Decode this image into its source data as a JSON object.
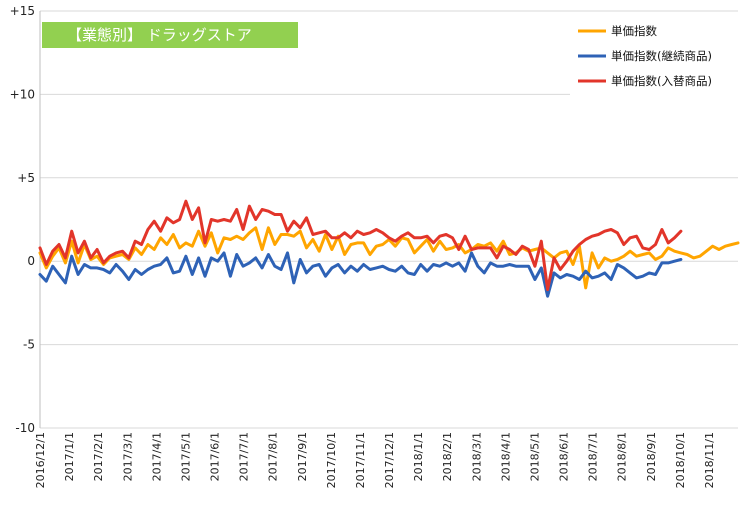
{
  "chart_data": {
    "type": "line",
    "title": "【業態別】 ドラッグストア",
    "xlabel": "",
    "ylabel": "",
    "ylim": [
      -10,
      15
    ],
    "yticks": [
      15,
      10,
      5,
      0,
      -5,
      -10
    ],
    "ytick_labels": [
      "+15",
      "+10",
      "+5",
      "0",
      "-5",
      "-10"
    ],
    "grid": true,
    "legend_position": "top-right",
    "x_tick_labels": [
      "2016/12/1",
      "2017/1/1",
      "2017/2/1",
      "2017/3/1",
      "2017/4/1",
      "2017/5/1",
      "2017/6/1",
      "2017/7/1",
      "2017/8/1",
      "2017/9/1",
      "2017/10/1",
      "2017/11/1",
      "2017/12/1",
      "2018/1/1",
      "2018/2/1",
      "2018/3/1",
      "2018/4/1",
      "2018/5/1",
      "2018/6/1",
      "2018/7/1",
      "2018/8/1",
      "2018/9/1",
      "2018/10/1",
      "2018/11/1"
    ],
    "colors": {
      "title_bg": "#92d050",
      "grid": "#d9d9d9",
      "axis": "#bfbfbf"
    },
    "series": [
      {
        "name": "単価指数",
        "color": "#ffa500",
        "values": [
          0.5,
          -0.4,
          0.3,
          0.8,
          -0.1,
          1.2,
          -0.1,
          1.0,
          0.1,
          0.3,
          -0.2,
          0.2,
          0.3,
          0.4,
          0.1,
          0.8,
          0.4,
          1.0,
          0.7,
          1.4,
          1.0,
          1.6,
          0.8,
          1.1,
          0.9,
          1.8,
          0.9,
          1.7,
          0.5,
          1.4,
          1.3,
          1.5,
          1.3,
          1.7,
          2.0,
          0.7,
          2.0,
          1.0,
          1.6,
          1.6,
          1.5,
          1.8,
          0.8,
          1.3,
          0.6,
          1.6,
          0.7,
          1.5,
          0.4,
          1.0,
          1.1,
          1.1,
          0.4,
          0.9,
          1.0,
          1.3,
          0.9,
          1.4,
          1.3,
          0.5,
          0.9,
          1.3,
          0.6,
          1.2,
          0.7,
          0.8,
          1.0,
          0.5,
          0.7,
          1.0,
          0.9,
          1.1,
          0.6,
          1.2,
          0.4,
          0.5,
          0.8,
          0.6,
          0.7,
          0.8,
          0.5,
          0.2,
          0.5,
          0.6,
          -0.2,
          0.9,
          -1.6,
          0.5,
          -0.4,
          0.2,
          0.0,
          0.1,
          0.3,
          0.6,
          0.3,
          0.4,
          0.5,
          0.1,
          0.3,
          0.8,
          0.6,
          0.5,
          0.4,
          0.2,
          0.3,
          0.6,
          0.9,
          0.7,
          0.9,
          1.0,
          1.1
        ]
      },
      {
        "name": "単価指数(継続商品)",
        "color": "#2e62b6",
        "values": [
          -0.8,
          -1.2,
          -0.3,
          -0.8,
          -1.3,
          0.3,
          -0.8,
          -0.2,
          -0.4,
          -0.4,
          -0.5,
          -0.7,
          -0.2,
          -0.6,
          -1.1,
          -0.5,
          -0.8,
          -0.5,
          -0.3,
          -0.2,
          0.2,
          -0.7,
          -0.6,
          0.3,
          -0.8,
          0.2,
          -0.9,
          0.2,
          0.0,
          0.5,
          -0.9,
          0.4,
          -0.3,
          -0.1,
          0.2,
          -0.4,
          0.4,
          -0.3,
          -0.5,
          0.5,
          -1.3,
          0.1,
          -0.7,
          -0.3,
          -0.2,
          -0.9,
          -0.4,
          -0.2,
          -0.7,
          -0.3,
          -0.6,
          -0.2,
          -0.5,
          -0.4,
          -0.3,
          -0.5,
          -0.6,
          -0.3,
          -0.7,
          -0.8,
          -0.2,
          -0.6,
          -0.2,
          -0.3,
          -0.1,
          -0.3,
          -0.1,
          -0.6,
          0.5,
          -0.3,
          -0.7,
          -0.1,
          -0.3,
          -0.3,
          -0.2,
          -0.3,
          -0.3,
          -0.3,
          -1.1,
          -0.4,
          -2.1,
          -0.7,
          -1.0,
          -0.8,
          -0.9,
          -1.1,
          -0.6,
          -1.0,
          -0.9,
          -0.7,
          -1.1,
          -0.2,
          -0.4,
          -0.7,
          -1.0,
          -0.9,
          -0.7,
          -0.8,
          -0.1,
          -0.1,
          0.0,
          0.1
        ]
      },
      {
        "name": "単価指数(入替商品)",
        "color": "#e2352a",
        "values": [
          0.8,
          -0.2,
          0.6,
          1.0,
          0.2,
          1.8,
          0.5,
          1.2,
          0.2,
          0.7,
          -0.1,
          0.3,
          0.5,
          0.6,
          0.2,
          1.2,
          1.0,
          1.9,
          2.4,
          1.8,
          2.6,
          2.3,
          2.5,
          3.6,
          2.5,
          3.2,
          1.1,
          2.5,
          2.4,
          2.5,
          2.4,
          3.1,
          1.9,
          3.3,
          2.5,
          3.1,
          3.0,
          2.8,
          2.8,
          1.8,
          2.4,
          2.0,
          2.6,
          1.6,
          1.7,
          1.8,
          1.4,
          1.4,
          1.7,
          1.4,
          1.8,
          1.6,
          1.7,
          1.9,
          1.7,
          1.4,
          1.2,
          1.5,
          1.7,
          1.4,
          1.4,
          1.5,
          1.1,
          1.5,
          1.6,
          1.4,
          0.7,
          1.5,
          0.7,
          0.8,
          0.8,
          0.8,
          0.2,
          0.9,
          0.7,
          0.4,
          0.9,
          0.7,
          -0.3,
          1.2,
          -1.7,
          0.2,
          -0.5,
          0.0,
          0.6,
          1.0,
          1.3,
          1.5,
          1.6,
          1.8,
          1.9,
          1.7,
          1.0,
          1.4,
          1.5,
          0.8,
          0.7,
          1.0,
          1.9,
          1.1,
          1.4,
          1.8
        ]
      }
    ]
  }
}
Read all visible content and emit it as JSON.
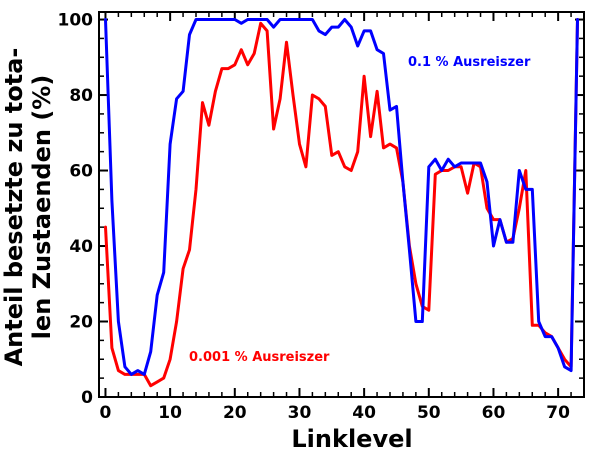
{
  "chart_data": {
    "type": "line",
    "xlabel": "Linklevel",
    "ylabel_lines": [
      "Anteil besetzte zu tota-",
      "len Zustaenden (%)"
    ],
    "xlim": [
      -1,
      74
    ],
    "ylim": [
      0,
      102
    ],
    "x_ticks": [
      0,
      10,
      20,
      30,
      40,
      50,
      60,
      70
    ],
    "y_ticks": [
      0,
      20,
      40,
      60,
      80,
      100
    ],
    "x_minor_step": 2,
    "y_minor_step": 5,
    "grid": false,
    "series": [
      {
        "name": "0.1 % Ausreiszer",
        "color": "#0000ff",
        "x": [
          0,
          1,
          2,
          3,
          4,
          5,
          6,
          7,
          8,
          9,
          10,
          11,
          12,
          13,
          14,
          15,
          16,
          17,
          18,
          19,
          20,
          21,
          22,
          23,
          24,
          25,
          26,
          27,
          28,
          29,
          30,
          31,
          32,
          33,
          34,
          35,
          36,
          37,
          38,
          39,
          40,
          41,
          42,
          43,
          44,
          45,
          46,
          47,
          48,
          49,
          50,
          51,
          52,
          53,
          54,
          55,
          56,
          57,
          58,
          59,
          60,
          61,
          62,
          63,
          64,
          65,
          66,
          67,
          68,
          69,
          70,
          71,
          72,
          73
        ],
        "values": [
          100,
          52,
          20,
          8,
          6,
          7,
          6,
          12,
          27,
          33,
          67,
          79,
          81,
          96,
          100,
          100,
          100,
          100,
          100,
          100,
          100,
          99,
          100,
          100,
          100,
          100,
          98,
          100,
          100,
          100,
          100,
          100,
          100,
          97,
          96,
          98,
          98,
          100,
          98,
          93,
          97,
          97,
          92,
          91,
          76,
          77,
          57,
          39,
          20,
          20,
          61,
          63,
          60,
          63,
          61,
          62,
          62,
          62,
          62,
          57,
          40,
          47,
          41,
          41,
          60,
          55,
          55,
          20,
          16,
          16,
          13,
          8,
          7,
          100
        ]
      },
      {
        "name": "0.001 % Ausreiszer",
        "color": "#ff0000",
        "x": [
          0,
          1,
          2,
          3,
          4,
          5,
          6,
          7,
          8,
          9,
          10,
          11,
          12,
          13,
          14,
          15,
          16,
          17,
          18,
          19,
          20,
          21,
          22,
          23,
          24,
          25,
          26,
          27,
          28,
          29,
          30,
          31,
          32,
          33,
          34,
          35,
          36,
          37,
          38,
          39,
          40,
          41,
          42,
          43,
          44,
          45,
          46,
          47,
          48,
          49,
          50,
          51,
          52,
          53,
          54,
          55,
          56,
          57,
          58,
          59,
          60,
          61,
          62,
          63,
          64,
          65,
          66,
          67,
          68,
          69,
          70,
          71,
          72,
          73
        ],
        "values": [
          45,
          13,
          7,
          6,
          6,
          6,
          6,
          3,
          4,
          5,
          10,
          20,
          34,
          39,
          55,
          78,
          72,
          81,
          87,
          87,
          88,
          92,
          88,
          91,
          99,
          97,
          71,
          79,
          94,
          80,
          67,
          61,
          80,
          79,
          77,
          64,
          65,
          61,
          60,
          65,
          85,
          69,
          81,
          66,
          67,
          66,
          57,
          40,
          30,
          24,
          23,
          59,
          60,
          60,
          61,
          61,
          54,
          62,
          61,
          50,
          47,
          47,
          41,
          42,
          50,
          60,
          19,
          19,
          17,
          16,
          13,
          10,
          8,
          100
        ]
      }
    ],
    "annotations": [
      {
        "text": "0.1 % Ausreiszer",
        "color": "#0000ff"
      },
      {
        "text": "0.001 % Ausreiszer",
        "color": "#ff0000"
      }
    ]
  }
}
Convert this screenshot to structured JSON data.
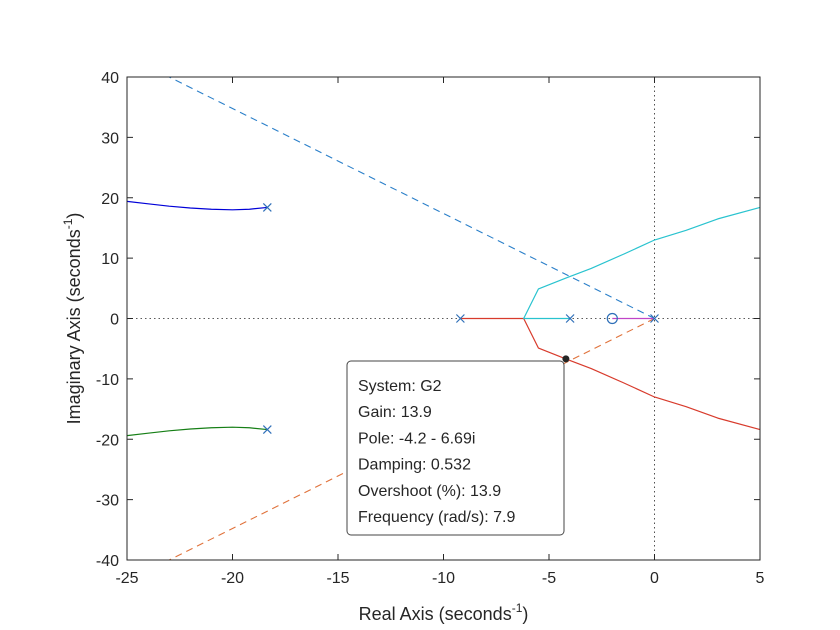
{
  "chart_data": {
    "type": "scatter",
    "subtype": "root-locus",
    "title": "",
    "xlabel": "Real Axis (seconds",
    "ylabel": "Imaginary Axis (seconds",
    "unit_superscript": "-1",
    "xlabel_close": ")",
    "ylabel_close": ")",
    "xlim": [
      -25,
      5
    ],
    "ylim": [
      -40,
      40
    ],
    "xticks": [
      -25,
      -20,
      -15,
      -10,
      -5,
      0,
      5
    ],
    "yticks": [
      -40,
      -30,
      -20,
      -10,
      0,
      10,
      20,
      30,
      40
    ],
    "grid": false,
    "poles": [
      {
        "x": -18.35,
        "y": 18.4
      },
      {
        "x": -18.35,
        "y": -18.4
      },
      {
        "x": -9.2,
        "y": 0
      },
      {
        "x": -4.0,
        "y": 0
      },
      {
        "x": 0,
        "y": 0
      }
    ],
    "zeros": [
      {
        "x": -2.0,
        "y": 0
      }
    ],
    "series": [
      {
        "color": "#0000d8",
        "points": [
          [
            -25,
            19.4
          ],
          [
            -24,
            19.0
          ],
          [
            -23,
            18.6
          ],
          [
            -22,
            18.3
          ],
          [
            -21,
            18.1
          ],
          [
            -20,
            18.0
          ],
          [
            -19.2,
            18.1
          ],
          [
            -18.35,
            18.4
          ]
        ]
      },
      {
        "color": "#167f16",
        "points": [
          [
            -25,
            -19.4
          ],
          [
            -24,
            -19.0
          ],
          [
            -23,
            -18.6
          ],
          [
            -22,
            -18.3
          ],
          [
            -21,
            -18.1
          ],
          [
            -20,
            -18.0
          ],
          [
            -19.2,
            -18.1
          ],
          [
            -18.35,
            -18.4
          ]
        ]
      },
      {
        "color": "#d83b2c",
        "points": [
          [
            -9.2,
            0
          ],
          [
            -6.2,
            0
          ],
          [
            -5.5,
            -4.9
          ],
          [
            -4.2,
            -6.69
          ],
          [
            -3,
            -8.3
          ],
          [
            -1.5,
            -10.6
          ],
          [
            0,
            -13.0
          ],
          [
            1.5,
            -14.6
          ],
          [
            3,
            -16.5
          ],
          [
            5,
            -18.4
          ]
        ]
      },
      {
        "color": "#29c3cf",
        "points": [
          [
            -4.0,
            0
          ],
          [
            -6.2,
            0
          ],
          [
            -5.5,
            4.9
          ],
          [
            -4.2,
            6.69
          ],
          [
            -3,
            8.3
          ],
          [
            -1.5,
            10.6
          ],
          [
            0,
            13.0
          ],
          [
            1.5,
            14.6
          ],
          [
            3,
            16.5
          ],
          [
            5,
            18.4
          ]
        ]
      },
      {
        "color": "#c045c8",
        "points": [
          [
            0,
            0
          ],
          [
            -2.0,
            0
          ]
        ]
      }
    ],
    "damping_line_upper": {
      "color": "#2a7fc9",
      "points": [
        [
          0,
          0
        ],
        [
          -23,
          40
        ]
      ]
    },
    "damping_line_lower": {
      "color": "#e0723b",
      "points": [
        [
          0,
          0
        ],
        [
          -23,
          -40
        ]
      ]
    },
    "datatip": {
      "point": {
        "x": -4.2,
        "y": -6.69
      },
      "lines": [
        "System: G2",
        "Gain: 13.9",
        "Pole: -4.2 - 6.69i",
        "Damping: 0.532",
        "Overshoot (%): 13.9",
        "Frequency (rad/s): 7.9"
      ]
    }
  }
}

WHAT YOU WILL DO:
Copy all lines from the material that contain "seconds".

SOLUTION:
    "xlabel": "Real Axis (seconds",
    "ylabel": "Imaginary Axis (seconds",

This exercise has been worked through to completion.